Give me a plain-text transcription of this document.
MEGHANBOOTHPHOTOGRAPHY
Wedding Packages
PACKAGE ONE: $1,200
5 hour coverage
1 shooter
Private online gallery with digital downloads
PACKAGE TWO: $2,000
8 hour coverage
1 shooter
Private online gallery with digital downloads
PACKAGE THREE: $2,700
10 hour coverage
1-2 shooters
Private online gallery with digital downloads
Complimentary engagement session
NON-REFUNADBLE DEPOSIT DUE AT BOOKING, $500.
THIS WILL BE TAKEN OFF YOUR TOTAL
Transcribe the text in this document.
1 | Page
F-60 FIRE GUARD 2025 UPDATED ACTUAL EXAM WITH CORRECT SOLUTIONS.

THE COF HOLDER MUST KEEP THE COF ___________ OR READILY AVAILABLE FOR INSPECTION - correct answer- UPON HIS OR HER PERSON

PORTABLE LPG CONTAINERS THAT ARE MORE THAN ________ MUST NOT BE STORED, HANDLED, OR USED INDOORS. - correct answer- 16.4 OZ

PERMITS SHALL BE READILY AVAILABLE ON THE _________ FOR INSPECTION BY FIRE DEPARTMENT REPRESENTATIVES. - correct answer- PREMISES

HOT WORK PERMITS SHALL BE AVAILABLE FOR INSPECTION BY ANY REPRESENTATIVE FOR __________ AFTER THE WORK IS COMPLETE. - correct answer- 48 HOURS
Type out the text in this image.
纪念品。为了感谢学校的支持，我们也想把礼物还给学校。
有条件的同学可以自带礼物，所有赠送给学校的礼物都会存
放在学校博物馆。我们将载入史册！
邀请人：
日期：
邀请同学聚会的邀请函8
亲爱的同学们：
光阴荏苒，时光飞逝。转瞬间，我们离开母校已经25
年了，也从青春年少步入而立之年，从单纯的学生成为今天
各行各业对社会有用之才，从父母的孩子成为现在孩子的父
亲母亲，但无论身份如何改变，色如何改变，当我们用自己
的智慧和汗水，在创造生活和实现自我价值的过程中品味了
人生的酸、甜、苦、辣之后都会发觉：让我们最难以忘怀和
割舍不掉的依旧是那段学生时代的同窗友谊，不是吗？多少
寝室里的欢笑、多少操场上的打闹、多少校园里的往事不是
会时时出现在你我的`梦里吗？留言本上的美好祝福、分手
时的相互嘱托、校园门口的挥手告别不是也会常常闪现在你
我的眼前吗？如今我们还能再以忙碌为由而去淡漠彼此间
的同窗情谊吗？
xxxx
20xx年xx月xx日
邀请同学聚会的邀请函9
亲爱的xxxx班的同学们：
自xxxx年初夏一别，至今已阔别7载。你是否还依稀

GIVEN REQUEST –
Reproduce the lines word for word, starting at the one holding "Type out the text in this image." and ending at the final line of the material above.

FULL SOLUTION –
Type out the text in this image.
纪念品。为了感谢学校的支持，我们也想把礼物还给学校。
有条件的同学可以自带礼物，所有赠送给学校的礼物都会存
放在学校博物馆。我们将载入史册！
邀请人：
日期：
邀请同学聚会的邀请函8
亲爱的同学们：
光阴荏苒，时光飞逝。转瞬间，我们离开母校已经25
年了，也从青春年少步入而立之年，从单纯的学生成为今天
各行各业对社会有用之才，从父母的孩子成为现在孩子的父
亲母亲，但无论身份如何改变，色如何改变，当我们用自己
的智慧和汗水，在创造生活和实现自我价值的过程中品味了
人生的酸、甜、苦、辣之后都会发觉：让我们最难以忘怀和
割舍不掉的依旧是那段学生时代的同窗友谊，不是吗？多少
寝室里的欢笑、多少操场上的打闹、多少校园里的往事不是
会时时出现在你我的`梦里吗？留言本上的美好祝福、分手
时的相互嘱托、校园门口的挥手告别不是也会常常闪现在你
我的眼前吗？如今我们还能再以忙碌为由而去淡漠彼此间
的同窗情谊吗？
xxxx
20xx年xx月xx日
邀请同学聚会的邀请函9
亲爱的xxxx班的同学们：
自xxxx年初夏一别，至今已阔别7载。你是否还依稀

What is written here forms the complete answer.